• Direction: Which lines of the records contain "Name"? Collect every one of them.

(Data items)
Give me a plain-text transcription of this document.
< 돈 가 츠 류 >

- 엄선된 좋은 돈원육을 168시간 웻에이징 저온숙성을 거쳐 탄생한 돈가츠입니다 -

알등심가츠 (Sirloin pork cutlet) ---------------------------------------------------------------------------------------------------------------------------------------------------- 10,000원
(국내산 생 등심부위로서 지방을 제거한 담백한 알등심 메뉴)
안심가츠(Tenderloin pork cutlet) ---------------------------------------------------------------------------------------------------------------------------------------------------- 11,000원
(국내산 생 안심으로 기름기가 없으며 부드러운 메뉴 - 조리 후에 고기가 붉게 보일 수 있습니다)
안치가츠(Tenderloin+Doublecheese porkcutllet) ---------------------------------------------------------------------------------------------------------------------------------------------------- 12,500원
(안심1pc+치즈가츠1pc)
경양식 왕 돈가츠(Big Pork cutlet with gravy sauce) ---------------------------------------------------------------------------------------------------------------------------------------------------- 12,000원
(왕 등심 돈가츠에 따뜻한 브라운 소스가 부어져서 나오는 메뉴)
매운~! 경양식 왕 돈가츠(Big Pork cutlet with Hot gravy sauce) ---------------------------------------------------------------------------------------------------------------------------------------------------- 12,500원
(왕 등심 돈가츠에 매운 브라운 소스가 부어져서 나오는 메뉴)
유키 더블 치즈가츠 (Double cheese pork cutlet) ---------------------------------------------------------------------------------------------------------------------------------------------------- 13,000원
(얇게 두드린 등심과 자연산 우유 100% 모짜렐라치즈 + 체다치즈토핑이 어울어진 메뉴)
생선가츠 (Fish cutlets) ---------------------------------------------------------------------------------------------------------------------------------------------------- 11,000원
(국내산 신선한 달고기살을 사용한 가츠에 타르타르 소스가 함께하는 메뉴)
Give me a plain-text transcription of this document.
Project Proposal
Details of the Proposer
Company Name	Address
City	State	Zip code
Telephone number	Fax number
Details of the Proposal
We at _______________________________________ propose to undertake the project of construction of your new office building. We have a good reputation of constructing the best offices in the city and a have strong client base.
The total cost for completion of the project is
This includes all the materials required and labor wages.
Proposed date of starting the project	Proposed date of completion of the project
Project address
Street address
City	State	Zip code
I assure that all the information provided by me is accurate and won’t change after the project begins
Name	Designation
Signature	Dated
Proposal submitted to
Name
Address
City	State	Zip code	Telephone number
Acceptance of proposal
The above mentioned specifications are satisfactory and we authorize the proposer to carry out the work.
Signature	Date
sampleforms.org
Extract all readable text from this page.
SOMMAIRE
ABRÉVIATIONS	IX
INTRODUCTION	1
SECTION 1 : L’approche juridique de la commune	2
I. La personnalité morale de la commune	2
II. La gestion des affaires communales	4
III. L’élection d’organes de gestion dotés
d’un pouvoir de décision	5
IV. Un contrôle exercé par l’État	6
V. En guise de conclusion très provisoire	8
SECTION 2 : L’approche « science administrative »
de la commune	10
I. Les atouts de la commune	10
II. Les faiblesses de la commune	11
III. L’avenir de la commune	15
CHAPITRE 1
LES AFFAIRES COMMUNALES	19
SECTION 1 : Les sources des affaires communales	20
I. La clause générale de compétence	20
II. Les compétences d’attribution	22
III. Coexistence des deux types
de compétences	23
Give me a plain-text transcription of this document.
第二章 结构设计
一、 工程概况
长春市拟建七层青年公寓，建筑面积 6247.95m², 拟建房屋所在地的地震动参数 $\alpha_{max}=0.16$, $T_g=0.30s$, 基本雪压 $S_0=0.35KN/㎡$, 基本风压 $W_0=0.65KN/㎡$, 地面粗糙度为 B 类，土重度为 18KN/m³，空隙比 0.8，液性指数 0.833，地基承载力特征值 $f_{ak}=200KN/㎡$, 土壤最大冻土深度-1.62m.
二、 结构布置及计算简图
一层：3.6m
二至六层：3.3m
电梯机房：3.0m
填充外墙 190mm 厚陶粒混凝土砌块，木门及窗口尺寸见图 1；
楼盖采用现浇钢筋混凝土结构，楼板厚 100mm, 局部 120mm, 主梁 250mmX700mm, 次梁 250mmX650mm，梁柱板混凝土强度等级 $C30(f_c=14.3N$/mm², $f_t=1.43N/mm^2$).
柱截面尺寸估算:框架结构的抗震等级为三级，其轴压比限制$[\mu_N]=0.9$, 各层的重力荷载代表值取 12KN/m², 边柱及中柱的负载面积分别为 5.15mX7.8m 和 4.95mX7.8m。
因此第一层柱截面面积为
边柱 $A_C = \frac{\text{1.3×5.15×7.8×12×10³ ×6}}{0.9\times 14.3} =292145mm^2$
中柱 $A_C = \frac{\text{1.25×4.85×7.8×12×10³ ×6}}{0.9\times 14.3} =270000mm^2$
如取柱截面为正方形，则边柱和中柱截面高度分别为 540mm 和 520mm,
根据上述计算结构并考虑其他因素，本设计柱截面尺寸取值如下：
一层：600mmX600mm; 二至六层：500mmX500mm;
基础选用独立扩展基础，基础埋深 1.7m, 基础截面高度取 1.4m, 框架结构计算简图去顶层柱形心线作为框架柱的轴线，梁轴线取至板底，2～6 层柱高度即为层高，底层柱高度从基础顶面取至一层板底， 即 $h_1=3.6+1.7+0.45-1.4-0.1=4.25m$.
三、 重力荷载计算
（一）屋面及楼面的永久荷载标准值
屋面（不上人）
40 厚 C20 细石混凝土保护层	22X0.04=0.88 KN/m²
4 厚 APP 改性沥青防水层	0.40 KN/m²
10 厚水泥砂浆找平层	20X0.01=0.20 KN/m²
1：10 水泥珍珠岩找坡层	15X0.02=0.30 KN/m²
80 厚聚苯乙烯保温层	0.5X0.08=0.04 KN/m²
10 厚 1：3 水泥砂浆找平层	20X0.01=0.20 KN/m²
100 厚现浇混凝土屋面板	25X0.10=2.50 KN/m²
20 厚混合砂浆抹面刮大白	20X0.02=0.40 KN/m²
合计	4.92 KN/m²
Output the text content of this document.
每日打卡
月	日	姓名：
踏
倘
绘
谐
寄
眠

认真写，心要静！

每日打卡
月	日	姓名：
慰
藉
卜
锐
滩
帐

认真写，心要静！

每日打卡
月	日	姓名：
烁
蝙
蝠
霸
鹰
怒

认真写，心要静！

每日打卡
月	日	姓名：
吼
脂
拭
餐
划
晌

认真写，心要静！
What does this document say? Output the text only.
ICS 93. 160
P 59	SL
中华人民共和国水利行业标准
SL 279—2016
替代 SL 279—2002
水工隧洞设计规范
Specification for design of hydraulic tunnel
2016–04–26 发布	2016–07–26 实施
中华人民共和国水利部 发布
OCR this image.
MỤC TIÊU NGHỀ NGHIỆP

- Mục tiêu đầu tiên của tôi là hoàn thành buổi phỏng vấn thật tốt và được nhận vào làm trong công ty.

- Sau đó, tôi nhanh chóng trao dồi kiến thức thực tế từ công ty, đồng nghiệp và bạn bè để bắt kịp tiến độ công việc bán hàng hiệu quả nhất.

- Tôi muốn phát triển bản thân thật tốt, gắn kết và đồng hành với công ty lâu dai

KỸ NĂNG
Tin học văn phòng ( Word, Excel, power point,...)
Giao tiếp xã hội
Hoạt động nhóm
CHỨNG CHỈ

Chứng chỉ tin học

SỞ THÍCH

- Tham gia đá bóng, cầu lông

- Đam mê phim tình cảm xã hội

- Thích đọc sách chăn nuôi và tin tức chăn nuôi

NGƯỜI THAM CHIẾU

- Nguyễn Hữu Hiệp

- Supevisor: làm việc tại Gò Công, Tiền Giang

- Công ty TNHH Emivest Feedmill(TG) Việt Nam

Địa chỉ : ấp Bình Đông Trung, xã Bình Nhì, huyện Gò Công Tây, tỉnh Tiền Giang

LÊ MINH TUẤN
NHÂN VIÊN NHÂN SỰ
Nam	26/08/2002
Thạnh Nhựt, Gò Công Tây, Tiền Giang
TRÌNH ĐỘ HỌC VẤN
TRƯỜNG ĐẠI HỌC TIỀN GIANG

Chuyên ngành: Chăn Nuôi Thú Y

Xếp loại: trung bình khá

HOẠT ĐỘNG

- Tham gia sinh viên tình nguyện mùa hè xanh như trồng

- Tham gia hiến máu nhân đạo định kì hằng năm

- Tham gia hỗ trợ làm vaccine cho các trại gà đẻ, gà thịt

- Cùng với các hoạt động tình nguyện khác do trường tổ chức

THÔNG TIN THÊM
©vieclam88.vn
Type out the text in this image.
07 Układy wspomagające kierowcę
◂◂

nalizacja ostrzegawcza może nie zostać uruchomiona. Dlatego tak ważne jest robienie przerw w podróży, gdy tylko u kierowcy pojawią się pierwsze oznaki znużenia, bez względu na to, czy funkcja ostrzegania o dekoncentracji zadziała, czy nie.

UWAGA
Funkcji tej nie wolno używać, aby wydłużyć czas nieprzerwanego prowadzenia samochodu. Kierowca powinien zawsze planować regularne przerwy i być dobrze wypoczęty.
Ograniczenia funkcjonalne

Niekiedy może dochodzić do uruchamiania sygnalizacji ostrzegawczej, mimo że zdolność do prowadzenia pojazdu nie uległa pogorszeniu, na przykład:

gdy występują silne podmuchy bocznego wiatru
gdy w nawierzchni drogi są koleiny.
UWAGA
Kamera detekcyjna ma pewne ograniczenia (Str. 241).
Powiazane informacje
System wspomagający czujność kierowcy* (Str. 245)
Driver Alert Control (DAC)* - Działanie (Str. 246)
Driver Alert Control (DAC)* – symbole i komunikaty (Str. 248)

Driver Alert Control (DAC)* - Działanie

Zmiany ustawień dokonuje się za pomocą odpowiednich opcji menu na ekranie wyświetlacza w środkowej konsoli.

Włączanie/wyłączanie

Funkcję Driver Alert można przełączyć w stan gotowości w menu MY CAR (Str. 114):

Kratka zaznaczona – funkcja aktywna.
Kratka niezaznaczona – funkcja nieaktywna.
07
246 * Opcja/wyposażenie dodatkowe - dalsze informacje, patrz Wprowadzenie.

• Answer for the task:
Company Name	Address
Name	Designation
Name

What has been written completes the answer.